WHAT NEEDS TO BE DONE:
Write out each entry, exactly the way it appears.

RECORDS SHOWN:
[start]
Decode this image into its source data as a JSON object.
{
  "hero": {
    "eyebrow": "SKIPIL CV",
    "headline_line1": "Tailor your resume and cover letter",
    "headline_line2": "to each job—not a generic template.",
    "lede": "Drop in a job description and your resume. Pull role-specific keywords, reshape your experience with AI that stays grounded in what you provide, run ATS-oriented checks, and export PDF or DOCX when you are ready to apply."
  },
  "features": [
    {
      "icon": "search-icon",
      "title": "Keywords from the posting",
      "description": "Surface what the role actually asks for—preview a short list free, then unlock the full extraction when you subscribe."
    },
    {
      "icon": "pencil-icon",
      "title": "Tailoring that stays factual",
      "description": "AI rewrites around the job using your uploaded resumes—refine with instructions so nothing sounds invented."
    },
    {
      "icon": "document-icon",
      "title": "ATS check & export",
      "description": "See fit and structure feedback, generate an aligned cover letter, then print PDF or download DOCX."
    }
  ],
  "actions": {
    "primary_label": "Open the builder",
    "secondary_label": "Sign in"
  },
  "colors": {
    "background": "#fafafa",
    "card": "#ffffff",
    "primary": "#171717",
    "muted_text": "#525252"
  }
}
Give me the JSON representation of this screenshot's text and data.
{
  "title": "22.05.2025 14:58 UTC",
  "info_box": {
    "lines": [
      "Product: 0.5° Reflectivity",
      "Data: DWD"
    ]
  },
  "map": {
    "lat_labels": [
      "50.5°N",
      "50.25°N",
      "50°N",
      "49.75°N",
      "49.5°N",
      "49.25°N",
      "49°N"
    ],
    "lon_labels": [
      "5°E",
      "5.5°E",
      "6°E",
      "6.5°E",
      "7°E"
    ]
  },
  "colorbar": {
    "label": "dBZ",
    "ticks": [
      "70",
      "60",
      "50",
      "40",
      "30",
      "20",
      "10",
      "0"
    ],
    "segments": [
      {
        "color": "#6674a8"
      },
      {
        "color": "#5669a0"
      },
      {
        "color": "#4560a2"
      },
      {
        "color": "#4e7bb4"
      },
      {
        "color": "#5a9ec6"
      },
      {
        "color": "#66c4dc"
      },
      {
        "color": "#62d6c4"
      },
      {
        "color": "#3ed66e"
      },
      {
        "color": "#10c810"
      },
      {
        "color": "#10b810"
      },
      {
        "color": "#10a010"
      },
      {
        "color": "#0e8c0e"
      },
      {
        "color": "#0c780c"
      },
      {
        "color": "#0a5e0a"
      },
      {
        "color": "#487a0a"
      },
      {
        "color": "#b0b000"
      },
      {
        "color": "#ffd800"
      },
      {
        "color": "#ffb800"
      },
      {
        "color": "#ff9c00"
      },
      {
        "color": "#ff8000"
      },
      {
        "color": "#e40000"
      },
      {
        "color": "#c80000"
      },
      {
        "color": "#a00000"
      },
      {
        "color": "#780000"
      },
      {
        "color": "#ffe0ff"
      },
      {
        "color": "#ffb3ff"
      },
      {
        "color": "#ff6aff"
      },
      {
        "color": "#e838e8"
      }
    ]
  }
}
[end]
SOLUTION TO THIS EXERCISE:
Decode this image into its source data as a JSON object.
{
  "hero": {
    "eyebrow": "SKIPIL CV",
    "headline_line1": "Tailor your resume and cover letter",
    "headline_line2": "to each job—not a generic template.",
    "lede": "Drop in a job description and your resume. Pull role-specific keywords, reshape your experience with AI that stays grounded in what you provide, run ATS-oriented checks, and export PDF or DOCX when you are ready to apply."
  },
  "features": [
    {
      "icon": "search-icon",
      "title": "Keywords from the posting",
      "description": "Surface what the role actually asks for—preview a short list free, then unlock the full extraction when you subscribe."
    },
    {
      "icon": "pencil-icon",
      "title": "Tailoring that stays factual",
      "description": "AI rewrites around the job using your uploaded resumes—refine with instructions so nothing sounds invented."
    },
    {
      "icon": "document-icon",
      "title": "ATS check & export",
      "description": "See fit and structure feedback, generate an aligned cover letter, then print PDF or download DOCX."
    }
  ],
  "actions": {
    "primary_label": "Open the builder",
    "secondary_label": "Sign in"
  },
  "colors": {
    "background": "#fafafa",
    "card": "#ffffff",
    "primary": "#171717",
    "muted_text": "#525252"
  }
}
Give me the JSON representation of this screenshot's text and data.
{
  "title": "22.05.2025 14:58 UTC",
  "info_box": {
    "lines": [
      "Product: 0.5° Reflectivity",
      "Data: DWD"
    ]
  },
  "map": {
    "lat_labels": [
      "50.5°N",
      "50.25°N",
      "50°N",
      "49.75°N",
      "49.5°N",
      "49.25°N",
      "49°N"
    ],
    "lon_labels": [
      "5°E",
      "5.5°E",
      "6°E",
      "6.5°E",
      "7°E"
    ]
  },
  "colorbar": {
    "label": "dBZ",
    "ticks": [
      "70",
      "60",
      "50",
      "40",
      "30",
      "20",
      "10",
      "0"
    ],
    "segments": [
      {
        "color": "#6674a8"
      },
      {
        "color": "#5669a0"
      },
      {
        "color": "#4560a2"
      },
      {
        "color": "#4e7bb4"
      },
      {
        "color": "#5a9ec6"
      },
      {
        "color": "#66c4dc"
      },
      {
        "color": "#62d6c4"
      },
      {
        "color": "#3ed66e"
      },
      {
        "color": "#10c810"
      },
      {
        "color": "#10b810"
      },
      {
        "color": "#10a010"
      },
      {
        "color": "#0e8c0e"
      },
      {
        "color": "#0c780c"
      },
      {
        "color": "#0a5e0a"
      },
      {
        "color": "#487a0a"
      },
      {
        "color": "#b0b000"
      },
      {
        "color": "#ffd800"
      },
      {
        "color": "#ffb800"
      },
      {
        "color": "#ff9c00"
      },
      {
        "color": "#ff8000"
      },
      {
        "color": "#e40000"
      },
      {
        "color": "#c80000"
      },
      {
        "color": "#a00000"
      },
      {
        "color": "#780000"
      },
      {
        "color": "#ffe0ff"
      },
      {
        "color": "#ffb3ff"
      },
      {
        "color": "#ff6aff"
      },
      {
        "color": "#e838e8"
      }
    ]
  }
}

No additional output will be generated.